━━━━━ Exercise inputs

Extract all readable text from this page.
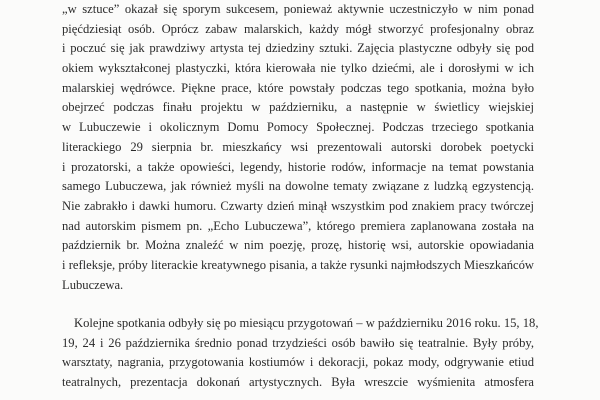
„w sztuce” okazał się sporym sukcesem, ponieważ aktywnie uczestniczyło w nim ponad
pięćdziesiąt osób. Oprócz zabaw malarskich, każdy mógł stworzyć profesjonalny obraz
i poczuć się jak prawdziwy artysta tej dziedziny sztuki. Zajęcia plastyczne odbyły się pod
okiem wykształconej plastyczki, która kierowała nie tylko dziećmi, ale i dorosłymi w ich
malarskiej wędrówce. Piękne prace, które powstały podczas tego spotkania, można było
obejrzeć podczas finału projektu w październiku, a następnie w świetlicy wiejskiej
w Lubuczewie i okolicznym Domu Pomocy Społecznej. Podczas trzeciego spotkania
literackiego 29 sierpnia br. mieszkańcy wsi prezentowali autorski dorobek poetycki
i prozatorski, a także opowieści, legendy, historie rodów, informacje na temat powstania
samego Lubuczewa, jak również myśli na dowolne tematy związane z ludzką egzystencją.
Nie zabrakło i dawki humoru. Czwarty dzień minął wszystkim pod znakiem pracy twórczej
nad autorskim pismem pn. „Echo Lubuczewa”, którego premiera zaplanowana została na
październik br. Można znaleźć w nim poezję, prozę, historię wsi, autorskie opowiadania
i refleksje, próby literackie kreatywnego pisania, a także rysunki najmłodszych Mieszkańców
Lubuczewa.
Kolejne spotkania odbyły się po miesiącu przygotowań – w październiku 2016 roku. 15, 18,
19, 24 i 26 października średnio ponad trzydzieści osób bawiło się teatralnie. Były próby,
warsztaty, nagrania, przygotowania kostiumów i dekoracji, pokaz mody, odgrywanie etiud
teatralnych, prezentacja dokonań artystycznych. Była wreszcie wyśmienita atmosfera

━━━━━━━━━━

In the material above, find the lines that contain "Lubuczewa" and show them.

samego Lubuczewa, jak również myśli na dowolne tematy związane z ludzką egzystencją.
nad autorskim pismem pn. „Echo Lubuczewa”, którego premiera zaplanowana została na
Lubuczewa.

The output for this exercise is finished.